### What the exercise asks
Tell how many lines in the data below include the word "Caertsstraat". The answer is the number only.

-- start --

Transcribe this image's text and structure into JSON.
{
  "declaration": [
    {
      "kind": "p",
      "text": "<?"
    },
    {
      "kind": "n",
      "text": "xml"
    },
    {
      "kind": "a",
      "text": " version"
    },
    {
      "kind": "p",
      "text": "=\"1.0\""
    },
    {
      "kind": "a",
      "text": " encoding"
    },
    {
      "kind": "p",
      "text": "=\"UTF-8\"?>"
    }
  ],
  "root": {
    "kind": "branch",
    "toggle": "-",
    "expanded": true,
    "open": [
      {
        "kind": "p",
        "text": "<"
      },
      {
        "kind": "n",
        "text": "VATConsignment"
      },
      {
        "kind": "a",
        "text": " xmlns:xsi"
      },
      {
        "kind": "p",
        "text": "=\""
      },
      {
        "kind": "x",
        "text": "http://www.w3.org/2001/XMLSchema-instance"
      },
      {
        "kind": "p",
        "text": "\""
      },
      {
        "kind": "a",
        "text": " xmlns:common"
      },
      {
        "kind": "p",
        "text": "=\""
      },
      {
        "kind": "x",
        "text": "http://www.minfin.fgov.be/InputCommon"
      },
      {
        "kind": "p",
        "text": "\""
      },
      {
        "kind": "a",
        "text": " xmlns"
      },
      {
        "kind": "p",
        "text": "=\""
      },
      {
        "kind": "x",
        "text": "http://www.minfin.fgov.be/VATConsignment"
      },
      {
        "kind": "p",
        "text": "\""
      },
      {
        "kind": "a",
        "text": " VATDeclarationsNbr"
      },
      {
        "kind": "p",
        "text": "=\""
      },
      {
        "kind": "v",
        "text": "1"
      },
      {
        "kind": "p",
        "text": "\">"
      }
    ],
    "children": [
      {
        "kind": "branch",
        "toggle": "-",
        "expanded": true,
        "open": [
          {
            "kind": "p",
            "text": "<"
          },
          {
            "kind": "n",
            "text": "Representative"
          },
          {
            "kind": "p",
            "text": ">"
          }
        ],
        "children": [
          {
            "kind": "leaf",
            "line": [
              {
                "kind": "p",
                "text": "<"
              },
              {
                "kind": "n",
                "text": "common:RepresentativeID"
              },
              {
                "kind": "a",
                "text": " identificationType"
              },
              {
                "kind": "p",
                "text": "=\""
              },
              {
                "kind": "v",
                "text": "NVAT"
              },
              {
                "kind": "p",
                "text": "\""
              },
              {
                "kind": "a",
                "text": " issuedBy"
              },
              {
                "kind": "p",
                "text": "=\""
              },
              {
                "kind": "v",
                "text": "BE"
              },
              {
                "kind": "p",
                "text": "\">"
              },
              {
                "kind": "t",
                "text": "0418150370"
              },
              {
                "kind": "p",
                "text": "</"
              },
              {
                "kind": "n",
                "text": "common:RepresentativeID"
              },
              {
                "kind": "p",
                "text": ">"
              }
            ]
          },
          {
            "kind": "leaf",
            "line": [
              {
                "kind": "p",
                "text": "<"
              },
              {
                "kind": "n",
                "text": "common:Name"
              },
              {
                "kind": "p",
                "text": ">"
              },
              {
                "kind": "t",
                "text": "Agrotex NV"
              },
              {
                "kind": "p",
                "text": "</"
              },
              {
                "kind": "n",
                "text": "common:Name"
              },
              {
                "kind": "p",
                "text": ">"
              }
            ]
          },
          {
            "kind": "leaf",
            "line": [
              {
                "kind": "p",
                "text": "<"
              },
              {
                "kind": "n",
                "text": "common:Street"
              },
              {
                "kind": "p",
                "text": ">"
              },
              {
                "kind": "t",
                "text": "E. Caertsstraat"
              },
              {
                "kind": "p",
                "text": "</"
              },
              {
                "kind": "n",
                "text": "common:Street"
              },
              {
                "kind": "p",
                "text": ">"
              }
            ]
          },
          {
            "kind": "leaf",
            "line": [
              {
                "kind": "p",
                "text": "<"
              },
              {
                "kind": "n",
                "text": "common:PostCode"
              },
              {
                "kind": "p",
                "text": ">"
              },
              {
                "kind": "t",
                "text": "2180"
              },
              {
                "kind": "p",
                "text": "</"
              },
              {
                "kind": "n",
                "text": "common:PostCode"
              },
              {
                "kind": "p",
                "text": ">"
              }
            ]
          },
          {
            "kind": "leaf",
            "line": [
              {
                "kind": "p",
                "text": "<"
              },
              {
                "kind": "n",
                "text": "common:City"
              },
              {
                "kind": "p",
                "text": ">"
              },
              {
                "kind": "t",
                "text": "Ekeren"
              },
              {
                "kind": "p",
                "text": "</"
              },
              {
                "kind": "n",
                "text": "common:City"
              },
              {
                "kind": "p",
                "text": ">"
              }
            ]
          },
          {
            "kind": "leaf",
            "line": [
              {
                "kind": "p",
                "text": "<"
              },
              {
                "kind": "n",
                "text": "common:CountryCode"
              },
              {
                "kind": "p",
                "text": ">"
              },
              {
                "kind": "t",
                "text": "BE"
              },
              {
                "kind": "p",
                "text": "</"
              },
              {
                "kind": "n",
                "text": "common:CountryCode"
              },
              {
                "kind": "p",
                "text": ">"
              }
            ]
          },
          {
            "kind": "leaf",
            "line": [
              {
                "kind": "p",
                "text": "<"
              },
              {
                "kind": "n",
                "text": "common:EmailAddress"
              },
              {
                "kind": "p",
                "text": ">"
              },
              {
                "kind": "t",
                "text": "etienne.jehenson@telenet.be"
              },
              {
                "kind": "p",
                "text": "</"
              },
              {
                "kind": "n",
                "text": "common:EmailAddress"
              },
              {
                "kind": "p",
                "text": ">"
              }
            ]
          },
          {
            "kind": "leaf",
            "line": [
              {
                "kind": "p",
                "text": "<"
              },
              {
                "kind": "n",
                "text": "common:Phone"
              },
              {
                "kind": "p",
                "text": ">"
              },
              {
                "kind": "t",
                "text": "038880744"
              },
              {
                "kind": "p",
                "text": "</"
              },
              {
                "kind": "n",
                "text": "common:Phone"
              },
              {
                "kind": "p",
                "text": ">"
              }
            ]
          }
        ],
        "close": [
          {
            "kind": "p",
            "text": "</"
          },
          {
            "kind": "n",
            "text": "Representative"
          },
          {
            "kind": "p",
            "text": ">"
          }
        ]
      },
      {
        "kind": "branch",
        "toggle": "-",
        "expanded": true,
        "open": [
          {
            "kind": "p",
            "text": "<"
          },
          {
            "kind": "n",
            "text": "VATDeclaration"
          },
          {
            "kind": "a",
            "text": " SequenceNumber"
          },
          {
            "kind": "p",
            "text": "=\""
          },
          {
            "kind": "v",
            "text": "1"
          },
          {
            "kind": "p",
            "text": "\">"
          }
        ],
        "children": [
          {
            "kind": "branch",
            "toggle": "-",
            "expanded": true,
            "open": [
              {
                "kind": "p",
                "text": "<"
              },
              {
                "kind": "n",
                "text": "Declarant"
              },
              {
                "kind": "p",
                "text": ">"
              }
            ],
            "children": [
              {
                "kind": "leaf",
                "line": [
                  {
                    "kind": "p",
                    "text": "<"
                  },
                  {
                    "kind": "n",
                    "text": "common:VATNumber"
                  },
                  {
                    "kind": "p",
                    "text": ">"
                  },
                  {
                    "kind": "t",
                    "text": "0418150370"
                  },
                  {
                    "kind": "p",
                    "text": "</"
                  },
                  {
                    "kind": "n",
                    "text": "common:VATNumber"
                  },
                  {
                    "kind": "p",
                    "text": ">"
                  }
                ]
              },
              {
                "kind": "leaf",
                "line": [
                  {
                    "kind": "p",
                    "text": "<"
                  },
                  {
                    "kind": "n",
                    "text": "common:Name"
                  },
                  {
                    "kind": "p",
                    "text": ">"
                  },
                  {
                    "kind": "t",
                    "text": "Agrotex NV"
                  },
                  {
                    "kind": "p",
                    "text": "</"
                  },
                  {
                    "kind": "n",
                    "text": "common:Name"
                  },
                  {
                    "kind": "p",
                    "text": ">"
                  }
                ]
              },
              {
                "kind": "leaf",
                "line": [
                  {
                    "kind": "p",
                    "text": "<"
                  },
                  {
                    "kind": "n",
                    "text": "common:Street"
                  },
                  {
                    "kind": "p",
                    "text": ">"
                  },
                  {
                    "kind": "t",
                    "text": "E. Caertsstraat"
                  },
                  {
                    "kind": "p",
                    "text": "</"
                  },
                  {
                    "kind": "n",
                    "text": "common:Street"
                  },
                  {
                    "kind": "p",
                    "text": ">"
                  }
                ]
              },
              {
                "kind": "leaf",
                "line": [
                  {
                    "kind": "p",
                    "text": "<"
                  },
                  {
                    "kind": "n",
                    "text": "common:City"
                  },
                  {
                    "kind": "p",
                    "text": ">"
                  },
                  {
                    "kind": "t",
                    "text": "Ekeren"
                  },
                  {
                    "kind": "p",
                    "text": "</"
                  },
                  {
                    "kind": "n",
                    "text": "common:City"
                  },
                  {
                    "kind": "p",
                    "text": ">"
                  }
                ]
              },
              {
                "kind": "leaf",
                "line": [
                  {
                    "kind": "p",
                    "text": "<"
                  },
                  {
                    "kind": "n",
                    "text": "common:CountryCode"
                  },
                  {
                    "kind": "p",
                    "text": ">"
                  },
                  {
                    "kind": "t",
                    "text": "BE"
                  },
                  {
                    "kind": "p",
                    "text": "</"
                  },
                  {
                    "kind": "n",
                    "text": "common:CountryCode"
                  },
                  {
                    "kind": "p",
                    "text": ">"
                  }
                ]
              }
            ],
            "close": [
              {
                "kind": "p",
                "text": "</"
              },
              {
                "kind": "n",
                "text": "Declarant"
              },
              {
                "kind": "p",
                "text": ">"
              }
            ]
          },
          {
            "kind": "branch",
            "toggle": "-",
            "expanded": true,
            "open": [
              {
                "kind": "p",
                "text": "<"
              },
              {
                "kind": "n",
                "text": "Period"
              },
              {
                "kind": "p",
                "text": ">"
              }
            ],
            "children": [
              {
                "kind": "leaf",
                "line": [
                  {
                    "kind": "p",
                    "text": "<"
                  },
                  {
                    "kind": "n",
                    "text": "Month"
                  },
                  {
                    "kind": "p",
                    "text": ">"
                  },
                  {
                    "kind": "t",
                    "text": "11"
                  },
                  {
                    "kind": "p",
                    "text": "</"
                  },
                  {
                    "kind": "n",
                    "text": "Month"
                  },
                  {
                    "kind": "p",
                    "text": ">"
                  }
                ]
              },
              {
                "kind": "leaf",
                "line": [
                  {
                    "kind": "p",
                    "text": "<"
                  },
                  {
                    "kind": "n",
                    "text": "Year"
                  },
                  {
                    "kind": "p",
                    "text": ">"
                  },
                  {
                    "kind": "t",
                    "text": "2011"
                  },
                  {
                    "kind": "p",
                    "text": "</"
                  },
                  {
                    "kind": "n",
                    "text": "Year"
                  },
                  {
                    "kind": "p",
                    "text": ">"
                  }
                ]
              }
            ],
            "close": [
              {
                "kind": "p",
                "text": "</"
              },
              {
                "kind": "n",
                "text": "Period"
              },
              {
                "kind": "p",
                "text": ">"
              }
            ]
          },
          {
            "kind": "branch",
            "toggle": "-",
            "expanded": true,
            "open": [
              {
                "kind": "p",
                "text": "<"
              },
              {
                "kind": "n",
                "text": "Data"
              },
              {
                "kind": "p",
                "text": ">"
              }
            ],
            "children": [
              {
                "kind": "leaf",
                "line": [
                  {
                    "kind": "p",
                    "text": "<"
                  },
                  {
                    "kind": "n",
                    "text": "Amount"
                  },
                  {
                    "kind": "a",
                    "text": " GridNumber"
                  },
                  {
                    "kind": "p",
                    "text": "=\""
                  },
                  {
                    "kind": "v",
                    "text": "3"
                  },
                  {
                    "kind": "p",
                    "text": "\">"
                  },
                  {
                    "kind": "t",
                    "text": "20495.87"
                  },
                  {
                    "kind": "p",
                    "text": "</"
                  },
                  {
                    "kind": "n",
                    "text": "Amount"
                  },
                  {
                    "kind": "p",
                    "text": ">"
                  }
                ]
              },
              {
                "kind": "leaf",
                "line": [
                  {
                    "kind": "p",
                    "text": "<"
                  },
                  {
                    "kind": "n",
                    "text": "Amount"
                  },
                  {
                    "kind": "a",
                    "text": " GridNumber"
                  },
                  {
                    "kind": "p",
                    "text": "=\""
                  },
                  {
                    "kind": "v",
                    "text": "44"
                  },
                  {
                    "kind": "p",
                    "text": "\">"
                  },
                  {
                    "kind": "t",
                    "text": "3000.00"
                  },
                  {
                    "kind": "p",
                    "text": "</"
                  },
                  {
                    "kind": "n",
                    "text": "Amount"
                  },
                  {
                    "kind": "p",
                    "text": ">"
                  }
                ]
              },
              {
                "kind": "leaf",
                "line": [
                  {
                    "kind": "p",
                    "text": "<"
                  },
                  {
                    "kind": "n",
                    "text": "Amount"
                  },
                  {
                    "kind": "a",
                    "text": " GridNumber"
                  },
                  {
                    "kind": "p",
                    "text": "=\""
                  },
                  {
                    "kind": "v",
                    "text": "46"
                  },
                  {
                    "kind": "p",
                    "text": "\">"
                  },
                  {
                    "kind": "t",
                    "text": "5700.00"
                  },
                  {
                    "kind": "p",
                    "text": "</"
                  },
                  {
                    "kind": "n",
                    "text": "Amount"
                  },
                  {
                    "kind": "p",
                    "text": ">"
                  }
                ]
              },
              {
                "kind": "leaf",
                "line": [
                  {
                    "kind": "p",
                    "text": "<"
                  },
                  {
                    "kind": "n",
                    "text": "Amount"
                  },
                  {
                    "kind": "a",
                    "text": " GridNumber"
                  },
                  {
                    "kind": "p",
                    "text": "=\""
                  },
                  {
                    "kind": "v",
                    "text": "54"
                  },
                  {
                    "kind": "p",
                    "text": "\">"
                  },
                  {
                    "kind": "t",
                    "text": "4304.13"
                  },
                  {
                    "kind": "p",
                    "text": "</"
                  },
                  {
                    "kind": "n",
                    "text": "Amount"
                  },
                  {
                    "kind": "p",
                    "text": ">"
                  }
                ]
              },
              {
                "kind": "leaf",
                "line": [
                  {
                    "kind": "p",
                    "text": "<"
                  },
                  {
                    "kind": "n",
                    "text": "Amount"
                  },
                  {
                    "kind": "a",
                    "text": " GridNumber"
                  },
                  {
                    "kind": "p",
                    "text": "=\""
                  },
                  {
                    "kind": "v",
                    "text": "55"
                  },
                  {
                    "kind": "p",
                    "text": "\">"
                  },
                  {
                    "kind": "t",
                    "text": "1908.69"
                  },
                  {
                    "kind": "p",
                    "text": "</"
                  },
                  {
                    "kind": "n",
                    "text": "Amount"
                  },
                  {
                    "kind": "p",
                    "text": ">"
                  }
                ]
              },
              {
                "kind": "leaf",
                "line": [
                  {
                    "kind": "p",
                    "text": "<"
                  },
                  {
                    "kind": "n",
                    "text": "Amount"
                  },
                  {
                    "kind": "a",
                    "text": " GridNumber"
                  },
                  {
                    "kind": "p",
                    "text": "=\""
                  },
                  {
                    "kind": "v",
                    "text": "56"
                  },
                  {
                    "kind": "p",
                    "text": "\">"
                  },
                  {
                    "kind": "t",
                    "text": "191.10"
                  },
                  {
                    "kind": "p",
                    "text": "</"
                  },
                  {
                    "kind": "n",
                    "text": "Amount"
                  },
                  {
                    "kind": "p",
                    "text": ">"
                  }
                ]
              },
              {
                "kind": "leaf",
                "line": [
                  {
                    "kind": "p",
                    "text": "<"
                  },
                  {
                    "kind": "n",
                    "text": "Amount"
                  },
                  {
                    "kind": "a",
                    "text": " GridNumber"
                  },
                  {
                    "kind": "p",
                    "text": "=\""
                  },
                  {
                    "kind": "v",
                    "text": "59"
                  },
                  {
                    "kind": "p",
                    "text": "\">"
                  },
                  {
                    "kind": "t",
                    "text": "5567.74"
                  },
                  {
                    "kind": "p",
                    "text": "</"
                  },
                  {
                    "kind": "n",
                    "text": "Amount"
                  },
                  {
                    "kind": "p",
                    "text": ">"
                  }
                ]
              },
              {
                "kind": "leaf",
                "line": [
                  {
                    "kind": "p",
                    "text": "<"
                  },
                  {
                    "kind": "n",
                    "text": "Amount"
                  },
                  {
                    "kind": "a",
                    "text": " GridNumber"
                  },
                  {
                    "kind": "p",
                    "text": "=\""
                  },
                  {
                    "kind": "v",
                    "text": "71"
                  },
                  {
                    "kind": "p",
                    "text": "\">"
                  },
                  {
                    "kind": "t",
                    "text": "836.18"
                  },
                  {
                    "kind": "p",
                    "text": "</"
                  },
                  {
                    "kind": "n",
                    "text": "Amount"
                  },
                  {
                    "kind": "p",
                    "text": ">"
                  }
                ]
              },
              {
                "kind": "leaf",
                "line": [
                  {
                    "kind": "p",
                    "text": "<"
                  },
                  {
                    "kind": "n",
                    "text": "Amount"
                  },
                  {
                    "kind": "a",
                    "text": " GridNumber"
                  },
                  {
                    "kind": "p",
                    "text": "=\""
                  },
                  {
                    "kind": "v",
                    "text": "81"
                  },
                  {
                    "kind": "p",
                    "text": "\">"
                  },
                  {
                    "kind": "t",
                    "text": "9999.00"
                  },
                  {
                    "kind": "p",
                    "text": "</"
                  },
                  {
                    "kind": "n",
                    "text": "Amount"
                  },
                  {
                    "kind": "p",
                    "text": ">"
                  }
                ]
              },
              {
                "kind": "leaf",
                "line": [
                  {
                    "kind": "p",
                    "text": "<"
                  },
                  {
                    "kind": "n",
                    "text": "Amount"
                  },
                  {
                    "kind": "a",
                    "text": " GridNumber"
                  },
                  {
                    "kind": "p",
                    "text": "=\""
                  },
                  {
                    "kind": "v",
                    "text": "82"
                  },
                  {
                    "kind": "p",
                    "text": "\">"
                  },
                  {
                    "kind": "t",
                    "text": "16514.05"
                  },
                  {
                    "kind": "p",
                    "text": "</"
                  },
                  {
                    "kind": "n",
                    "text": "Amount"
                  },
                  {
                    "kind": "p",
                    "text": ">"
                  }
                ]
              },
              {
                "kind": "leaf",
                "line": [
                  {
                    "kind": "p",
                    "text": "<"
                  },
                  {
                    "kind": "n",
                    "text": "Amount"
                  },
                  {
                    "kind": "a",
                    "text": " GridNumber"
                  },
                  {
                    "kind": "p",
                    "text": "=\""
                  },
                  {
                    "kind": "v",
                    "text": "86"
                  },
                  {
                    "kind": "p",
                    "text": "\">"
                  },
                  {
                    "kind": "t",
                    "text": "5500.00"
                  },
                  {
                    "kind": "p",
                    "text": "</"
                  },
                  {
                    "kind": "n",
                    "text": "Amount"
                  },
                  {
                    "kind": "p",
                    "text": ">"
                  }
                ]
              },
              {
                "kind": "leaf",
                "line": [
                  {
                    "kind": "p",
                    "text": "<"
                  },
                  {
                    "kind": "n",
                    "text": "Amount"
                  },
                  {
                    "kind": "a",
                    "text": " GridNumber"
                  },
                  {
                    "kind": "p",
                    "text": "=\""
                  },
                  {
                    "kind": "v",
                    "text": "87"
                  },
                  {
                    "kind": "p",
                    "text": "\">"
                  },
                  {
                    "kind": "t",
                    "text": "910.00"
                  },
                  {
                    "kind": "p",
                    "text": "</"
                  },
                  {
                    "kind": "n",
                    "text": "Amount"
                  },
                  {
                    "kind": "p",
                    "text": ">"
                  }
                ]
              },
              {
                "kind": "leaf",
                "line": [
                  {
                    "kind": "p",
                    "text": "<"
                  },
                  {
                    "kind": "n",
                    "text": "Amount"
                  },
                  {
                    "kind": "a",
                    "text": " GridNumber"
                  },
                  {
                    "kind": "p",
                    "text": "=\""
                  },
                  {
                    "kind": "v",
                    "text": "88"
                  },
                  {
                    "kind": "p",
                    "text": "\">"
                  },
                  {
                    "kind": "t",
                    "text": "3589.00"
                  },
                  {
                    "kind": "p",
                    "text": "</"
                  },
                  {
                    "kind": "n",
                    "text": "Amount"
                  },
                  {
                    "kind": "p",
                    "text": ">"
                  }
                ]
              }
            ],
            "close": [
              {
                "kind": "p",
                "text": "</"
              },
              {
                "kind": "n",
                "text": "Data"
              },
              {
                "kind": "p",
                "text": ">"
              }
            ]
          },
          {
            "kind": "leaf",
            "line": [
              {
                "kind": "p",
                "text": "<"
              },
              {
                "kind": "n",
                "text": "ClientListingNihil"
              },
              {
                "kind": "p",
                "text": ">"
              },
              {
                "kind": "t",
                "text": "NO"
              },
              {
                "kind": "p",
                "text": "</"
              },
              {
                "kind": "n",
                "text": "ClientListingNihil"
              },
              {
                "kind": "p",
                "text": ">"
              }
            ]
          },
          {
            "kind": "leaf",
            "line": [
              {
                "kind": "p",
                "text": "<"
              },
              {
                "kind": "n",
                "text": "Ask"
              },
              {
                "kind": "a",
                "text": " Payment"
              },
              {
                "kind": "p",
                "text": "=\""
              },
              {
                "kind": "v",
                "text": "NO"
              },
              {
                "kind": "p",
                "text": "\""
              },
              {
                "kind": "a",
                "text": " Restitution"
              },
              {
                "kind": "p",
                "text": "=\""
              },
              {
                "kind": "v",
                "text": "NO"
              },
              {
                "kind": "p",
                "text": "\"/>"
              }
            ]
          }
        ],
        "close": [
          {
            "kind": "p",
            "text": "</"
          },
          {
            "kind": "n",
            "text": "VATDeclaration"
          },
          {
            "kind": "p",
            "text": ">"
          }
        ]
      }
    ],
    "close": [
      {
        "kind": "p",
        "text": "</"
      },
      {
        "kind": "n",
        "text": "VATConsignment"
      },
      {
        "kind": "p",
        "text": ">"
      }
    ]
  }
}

-- end --

### Complete output
2